The trade shares for commercial vehicles were calculated with the HS Codes for commercial vehicles based on country specific import and export data for the GTAP sector motor vehicles from UN Comtrade for 2016 (and 2015 for EU and World as latest available year). We thereby excluded the product lines for parts and components (HS 8708) since they cannot be linked exclusively to either of the categories, i.e. commercial or passenger vehicles.
Simulating Impacts of Local Content Requirements
The best approach to modelling an LCR which would most closely resemble the economic impacts found in the analyzed markets depends very much on the specific form of an LCR. Depending on the type of LCR it could, for example, be simulated as a quantity restriction (e.g. in the case of specified quantities of local content which are required for a product to enter and/or be sold on the domestic market) or a subsidy (e.g. in the case of tax preferences).
As a result, different approaches have been used to estimate the impacts of LCRs in other studies. Hufbauer et al (2013) “guesstimate” that the LCRs collected amount to a tariff equivalent of 10% and apply this to the trade volumes they find to be affected. Jensen and Tarr (2008) measure the impact of LCRs on the oil and gas sector in Kazakhstan and model a 20 percent price preference as a subsidy for domestic inputs. Stone et al. (2014) use the OECD model for macroeconomic modelling and develop an approach based on quantity effects rather than price effects. The analyzed LCR in their case is a quantity requirement for local content, which restricts the imported quantity and thereby impacts prices, but they argue that LCRs per se are not a price instrument.

• [Data]:
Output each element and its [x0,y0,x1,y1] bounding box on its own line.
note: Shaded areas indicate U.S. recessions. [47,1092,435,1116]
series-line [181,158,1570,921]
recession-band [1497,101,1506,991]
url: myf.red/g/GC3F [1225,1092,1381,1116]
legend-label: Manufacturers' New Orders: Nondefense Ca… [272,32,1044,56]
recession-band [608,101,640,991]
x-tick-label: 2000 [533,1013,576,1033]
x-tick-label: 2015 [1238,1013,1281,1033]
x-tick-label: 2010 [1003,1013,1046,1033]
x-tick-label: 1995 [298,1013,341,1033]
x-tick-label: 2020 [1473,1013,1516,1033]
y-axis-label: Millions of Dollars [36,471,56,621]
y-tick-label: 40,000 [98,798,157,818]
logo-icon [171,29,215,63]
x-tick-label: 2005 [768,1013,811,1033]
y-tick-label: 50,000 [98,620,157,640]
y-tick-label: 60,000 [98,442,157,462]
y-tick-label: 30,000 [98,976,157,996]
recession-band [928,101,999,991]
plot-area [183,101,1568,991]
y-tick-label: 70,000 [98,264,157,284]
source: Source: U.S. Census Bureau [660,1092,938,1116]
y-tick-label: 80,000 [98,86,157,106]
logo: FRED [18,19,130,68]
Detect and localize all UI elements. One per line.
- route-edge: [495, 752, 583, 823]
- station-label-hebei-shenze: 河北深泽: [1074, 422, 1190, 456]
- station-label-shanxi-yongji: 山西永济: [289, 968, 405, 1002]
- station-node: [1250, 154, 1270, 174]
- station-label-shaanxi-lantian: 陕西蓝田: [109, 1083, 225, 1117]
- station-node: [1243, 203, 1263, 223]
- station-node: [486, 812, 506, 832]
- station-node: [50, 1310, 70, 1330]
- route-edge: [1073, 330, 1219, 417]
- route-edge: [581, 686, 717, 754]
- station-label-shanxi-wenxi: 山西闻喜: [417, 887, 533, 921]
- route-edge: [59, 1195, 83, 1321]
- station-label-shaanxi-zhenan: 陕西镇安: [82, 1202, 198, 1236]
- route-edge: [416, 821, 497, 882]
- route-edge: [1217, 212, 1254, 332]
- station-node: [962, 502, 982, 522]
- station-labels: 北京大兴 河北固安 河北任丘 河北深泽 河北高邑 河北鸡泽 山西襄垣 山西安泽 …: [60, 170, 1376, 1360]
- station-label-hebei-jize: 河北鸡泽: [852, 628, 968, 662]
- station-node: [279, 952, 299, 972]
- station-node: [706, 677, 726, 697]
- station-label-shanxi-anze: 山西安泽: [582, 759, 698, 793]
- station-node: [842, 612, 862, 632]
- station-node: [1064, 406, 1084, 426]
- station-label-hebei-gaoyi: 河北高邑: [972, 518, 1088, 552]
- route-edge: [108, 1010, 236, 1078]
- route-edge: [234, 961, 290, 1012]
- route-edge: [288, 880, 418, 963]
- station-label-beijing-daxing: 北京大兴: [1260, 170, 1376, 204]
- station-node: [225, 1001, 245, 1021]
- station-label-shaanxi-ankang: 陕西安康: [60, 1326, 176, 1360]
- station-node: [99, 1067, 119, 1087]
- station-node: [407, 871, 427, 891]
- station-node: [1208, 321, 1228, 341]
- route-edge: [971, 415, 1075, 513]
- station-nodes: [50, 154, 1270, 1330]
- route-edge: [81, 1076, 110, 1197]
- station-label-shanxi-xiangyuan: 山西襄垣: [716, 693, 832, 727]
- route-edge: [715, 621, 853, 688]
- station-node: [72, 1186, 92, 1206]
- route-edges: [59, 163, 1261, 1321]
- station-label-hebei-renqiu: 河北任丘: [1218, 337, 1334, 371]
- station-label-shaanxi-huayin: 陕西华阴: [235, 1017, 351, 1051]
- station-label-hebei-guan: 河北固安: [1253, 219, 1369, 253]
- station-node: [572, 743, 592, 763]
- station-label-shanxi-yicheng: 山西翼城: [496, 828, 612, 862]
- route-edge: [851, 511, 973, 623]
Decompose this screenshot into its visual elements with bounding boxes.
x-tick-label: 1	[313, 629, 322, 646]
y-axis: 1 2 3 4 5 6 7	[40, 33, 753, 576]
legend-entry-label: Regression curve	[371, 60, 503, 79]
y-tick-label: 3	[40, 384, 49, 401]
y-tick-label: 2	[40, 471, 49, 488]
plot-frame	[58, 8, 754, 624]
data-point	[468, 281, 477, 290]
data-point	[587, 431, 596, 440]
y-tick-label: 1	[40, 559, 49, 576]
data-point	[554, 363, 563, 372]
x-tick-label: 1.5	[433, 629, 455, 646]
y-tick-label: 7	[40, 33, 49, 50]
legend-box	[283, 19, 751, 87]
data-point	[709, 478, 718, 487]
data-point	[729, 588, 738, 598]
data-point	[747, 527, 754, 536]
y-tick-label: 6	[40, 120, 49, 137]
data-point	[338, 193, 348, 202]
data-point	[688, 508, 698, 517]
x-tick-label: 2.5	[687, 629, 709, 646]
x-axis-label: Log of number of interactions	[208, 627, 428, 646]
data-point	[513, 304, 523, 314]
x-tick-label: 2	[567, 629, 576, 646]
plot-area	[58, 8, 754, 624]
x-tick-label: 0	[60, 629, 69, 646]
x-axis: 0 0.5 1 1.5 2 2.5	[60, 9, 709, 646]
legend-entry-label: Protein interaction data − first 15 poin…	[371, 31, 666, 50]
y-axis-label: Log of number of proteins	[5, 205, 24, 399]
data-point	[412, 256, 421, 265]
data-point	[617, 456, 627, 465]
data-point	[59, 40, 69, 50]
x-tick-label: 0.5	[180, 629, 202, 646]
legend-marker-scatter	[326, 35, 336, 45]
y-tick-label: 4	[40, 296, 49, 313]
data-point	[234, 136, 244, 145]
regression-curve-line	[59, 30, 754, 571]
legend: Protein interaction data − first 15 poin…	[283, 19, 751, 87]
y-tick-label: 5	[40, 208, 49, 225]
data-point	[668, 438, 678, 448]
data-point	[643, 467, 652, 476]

• [Questions]:
A – In the passage on local content requirements, what price preference do Jensen and Tarr (2008) model as a subsidy for domestic inputs?
B – Write out the part of the passage on local content requirements starting at "Simulating Impacts of" and ending at "of tax preferences).".
C – How would you render this sentence from the passage on local content requirements in Spanish: "As a result, different approaches have been used to estimate the impacts of LCRs in other studies."
None of the material is needed here.

• [Solutions to each task]:
A – A 20 percent price preference.

B –
Simulating Impacts of Local Content Requirements
The best approach to modelling an LCR which would most closely resemble the economic impacts found in the analyzed markets depends very much on the specific form of an LCR. Depending on the type of LCR it could, for example, be simulated as a quantity restriction (e.g. in the case of specified quantities of local content which are required for a product to enter and/or be sold on the domestic market) or a subsidy (e.g. in the case of tax preferences).

C – Como resultado, en otros estudios se han utilizado distintos enfoques para estimar los impactos de los LCR.